--- BEGIN DATASET RECORDS ---

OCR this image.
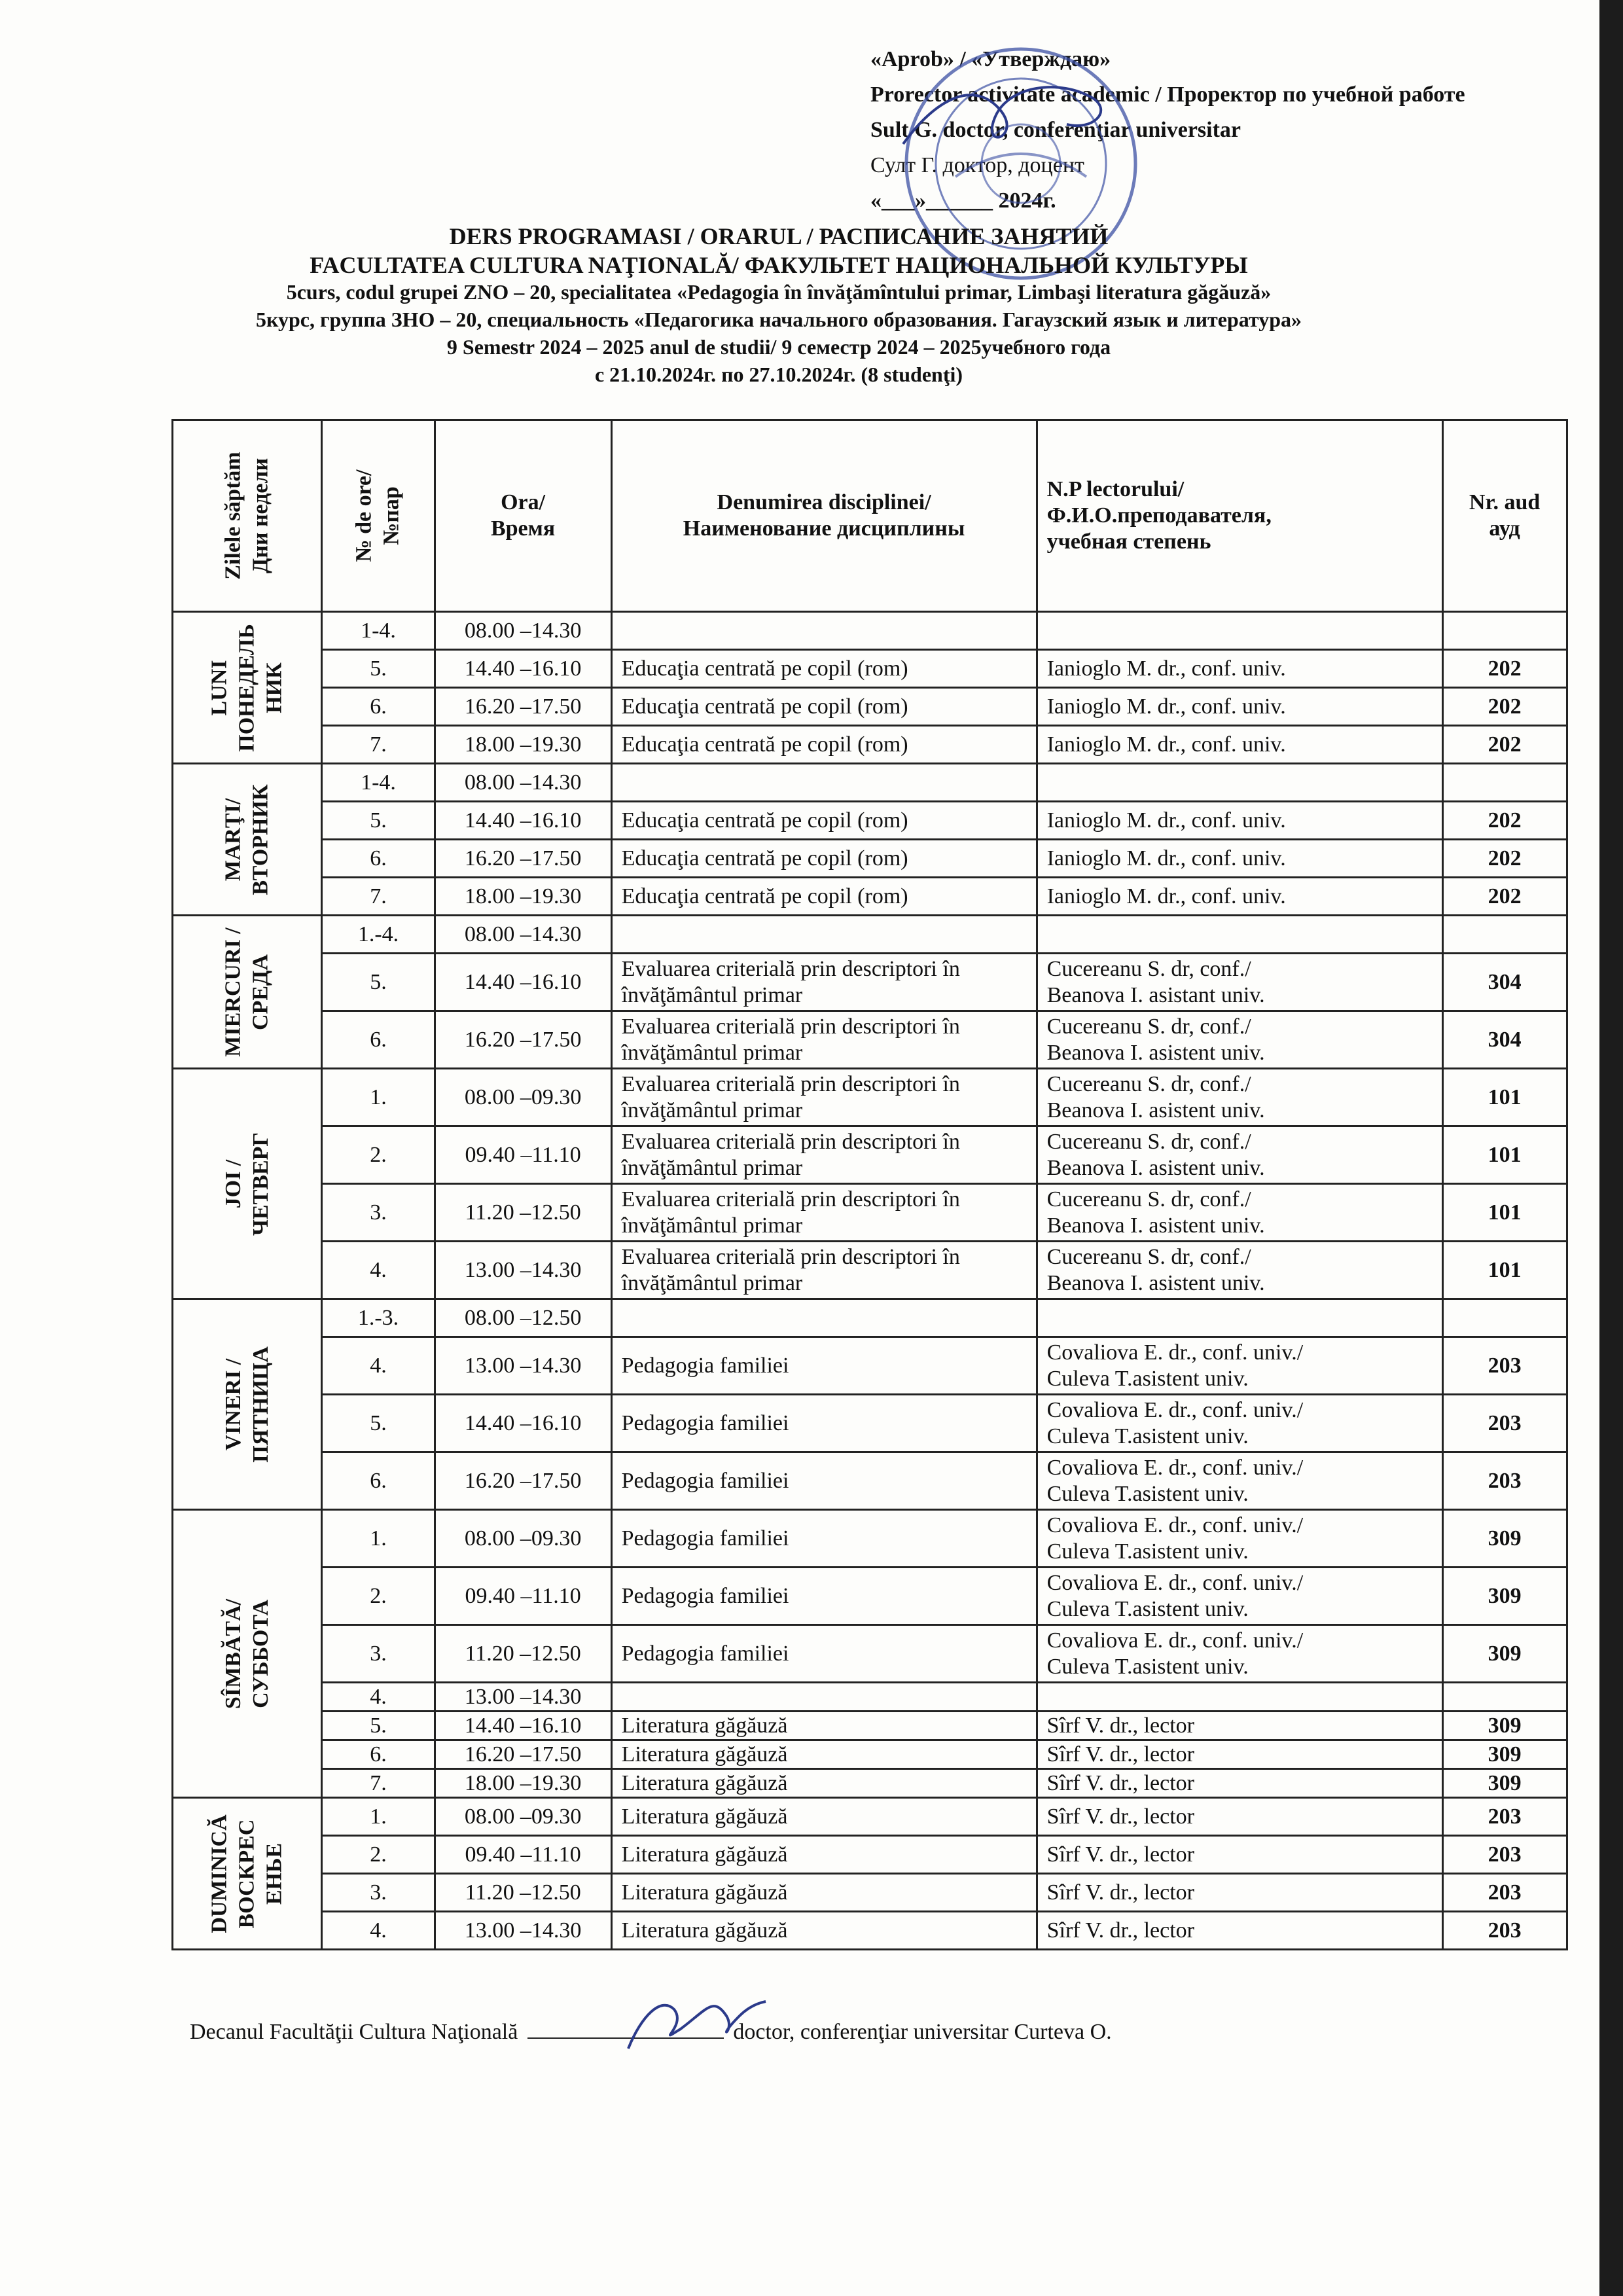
«Aprob» / «Утверждаю»
Prorector activitate academic / Проректор по учебной работе
Sult G. doctor, conferenţiar universitar
Султ Г. доктор, доцент
«___»______ 2024г.
DERS PROGRAMASI / ORARUL / РАСПИСАНИЕ ЗАНЯТИЙ
FACULTATEA CULTURA NAŢIONALĂ/ ФАКУЛЬТЕТ НАЦИОНАЛЬНОЙ КУЛЬТУРЫ
5curs, codul grupei ZNO – 20, specialitatea «Pedagogia în învăţămîntului primar, Limbaşi literatura găgăuză»
5курс, группа ЗНО – 20, специальность «Педагогика начального образования. Гагаузский язык и литература»
9 Semestr 2024 – 2025 anul de studii/ 9 семестр 2024 – 2025учебного года
с 21.10.2024г. по 27.10.2024г. (8 studenţi)
Zilele săptăm Дни недели	№ de ore/ №пар	Ora/
Время	Denumirea disciplinei/
Наименование дисциплины	N.P lectorului/
Ф.И.О.преподавателя,
учебная степень	Nr. aud
ауд
LUNI ПОНЕДЕЛЬ НИК	1-4.	08.00 –14.30			
	5.	14.40 –16.10	Educaţia centrată pe copil (rom)	Ianioglo M. dr., conf. univ.	202
	6.	16.20 –17.50	Educaţia centrată pe copil (rom)	Ianioglo M. dr., conf. univ.	202
	7.	18.00 –19.30	Educaţia centrată pe copil (rom)	Ianioglo M. dr., conf. univ.	202
MARŢI/ ВТОРНИК	1-4.	08.00 –14.30			
	5.	14.40 –16.10	Educaţia centrată pe copil (rom)	Ianioglo M. dr., conf. univ.	202
	6.	16.20 –17.50	Educaţia centrată pe copil (rom)	Ianioglo M. dr., conf. univ.	202
	7.	18.00 –19.30	Educaţia centrată pe copil (rom)	Ianioglo M. dr., conf. univ.	202
MIERCURI / СРЕДА	1.-4.	08.00 –14.30			
	5.	14.40 –16.10	Evaluarea criterială prin descriptori în
învăţământul primar	Cucereanu S. dr, conf./
Beanova I. asistant univ.	304
	6.	16.20 –17.50	Evaluarea criterială prin descriptori în
învăţământul primar	Cucereanu S. dr, conf./
Beanova I. asistent univ.	304
JOI / ЧЕТВЕРГ	1.	08.00 –09.30	Evaluarea criterială prin descriptori în
învăţământul primar	Cucereanu S. dr, conf./
Beanova I. asistent univ.	101
	2.	09.40 –11.10	Evaluarea criterială prin descriptori în
învăţământul primar	Cucereanu S. dr, conf./
Beanova I. asistent univ.	101
	3.	11.20 –12.50	Evaluarea criterială prin descriptori în
învăţământul primar	Cucereanu S. dr, conf./
Beanova I. asistent univ.	101
	4.	13.00 –14.30	Evaluarea criterială prin descriptori în
învăţământul primar	Cucereanu S. dr, conf./
Beanova I. asistent univ.	101
VINERI / ПЯТНИЦА	1.-3.	08.00 –12.50			
	4.	13.00 –14.30	Pedagogia familiei	Covaliova E. dr., conf. univ./
Culeva T.asistent univ.	203
	5.	14.40 –16.10	Pedagogia familiei	Covaliova E. dr., conf. univ./
Culeva T.asistent univ.	203
	6.	16.20 –17.50	Pedagogia familiei	Covaliova E. dr., conf. univ./
Culeva T.asistent univ.	203
SÎMBĂTĂ/ СУББОТА	1.	08.00 –09.30	Pedagogia familiei	Covaliova E. dr., conf. univ./
Culeva T.asistent univ.	309
	2.	09.40 –11.10	Pedagogia familiei	Covaliova E. dr., conf. univ./
Culeva T.asistent univ.	309
	3.	11.20 –12.50	Pedagogia familiei	Covaliova E. dr., conf. univ./
Culeva T.asistent univ.	309
	4.	13.00 –14.30			
	5.	14.40 –16.10	Literatura găgăuză	Sîrf V. dr., lector	309
	6.	16.20 –17.50	Literatura găgăuză	Sîrf V. dr., lector	309
	7.	18.00 –19.30	Literatura găgăuză	Sîrf V. dr., lector	309
DUMINICĂ ВОСКРЕС ЕНЬЕ	1.	08.00 –09.30	Literatura găgăuză	Sîrf V. dr., lector	203
	2.	09.40 –11.10	Literatura găgăuză	Sîrf V. dr., lector	203
	3.	11.20 –12.50	Literatura găgăuză	Sîrf V. dr., lector	203
	4.	13.00 –14.30	Literatura găgăuză	Sîrf V. dr., lector	203
Decanul Facultăţii Cultura Naţională	doctor, conferenţiar universitar Curteva O.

--- END DATASET RECORDS ---

▶ [REQUIRED WORK] Copy all lines from the data that hold the word "Evaluarea".

▶ [RESULT BELOW]
	5.	14.40 –16.10	Evaluarea criterială prin descriptori în
	6.	16.20 –17.50	Evaluarea criterială prin descriptori în
JOI / ЧЕТВЕРГ	1.	08.00 –09.30	Evaluarea criterială prin descriptori în
	2.	09.40 –11.10	Evaluarea criterială prin descriptori în
	3.	11.20 –12.50	Evaluarea criterială prin descriptori în
	4.	13.00 –14.30	Evaluarea criterială prin descriptori în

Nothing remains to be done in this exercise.